- **Task instructions**:
Count lines, not occurrences: report how many lines in the records hold the string "如图所示", and nothing else.

* start Record extracts *

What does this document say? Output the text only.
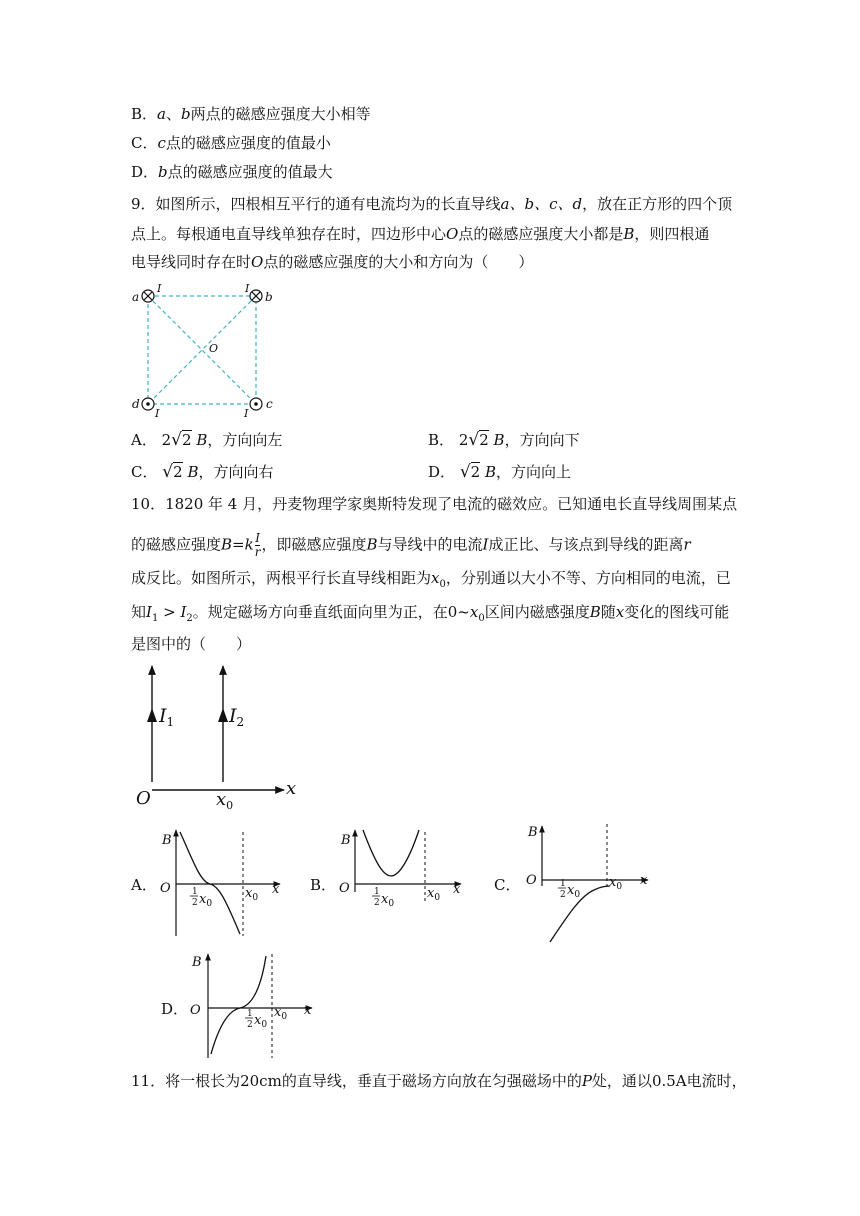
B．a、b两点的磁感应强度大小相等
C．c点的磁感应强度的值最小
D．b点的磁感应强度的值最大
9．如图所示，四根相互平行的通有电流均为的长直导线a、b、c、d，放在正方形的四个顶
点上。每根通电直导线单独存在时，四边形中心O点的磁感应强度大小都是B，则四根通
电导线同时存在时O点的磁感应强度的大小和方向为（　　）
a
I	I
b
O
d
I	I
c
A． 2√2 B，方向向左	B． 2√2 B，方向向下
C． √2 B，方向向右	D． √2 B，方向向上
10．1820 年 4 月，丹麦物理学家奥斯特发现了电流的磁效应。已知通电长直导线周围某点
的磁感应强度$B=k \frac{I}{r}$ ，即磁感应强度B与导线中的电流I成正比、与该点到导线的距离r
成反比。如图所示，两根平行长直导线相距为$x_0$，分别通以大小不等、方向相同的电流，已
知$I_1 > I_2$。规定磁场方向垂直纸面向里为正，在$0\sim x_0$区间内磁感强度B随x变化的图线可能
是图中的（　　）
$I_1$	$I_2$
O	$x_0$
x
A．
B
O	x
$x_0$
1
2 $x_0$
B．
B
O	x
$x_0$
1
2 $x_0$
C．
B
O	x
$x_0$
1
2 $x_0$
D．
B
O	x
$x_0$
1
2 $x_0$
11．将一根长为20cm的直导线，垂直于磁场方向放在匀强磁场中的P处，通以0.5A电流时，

* end Record extracts *
* start Record extracts *

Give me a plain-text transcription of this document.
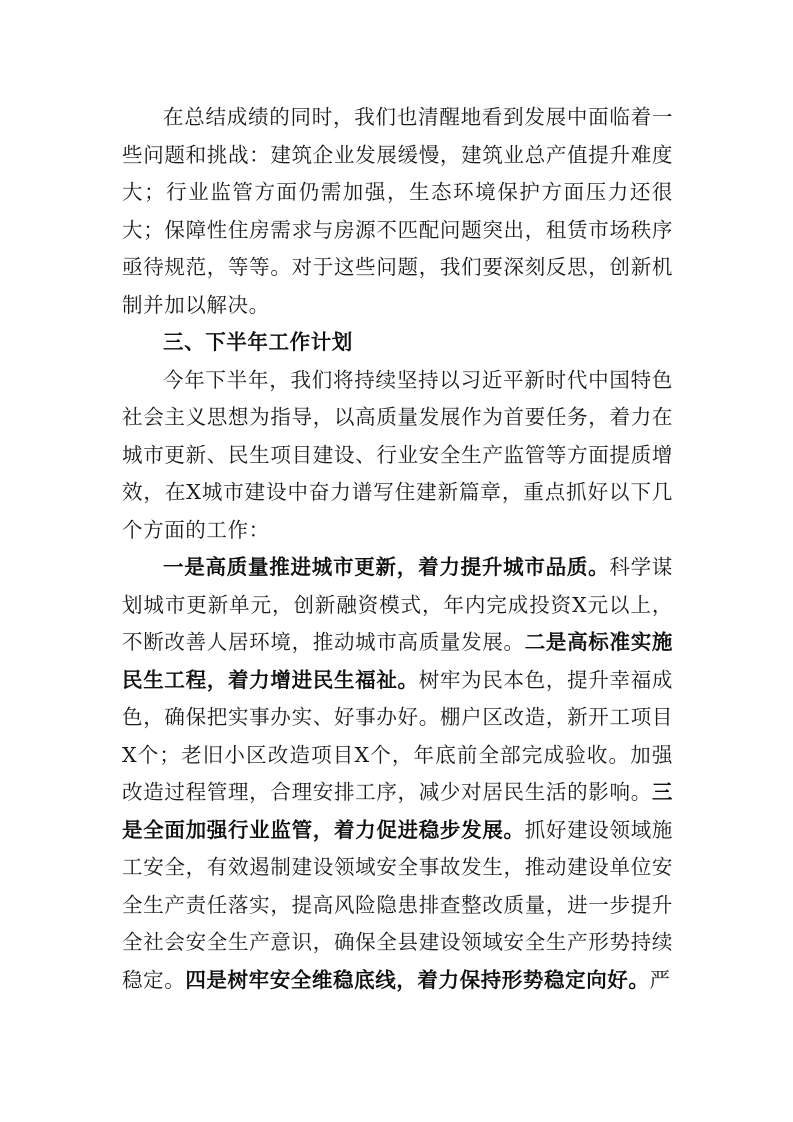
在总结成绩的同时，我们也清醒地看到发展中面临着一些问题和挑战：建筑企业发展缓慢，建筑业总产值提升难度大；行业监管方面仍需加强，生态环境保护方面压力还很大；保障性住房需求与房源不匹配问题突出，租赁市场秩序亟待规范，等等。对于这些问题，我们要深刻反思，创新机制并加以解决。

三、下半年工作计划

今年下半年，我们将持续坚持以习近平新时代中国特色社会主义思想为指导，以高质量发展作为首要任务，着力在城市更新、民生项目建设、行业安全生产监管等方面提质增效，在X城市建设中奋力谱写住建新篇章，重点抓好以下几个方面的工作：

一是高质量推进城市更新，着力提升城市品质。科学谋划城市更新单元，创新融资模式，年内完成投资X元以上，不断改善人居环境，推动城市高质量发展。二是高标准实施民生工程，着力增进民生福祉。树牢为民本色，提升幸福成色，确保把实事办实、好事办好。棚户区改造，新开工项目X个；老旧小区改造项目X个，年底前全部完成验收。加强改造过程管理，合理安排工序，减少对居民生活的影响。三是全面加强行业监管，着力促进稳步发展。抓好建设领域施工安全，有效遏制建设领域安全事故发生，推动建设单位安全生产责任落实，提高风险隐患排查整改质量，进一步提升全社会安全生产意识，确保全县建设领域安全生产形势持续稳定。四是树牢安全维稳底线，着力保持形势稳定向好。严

* end Record extracts *
* start Record extracts *

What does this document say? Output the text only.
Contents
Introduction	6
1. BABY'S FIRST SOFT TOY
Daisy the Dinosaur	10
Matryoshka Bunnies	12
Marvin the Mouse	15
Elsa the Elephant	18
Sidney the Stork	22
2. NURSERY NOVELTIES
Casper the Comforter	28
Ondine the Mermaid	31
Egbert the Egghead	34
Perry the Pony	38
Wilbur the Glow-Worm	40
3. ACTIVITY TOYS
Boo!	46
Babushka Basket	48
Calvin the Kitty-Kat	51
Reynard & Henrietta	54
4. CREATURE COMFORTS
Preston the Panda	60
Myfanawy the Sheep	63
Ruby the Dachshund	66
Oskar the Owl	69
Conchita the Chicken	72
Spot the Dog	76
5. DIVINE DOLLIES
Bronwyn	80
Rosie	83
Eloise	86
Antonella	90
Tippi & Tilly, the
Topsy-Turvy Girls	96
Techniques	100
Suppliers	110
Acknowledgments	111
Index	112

* end Record extracts *

- **Output below**:
2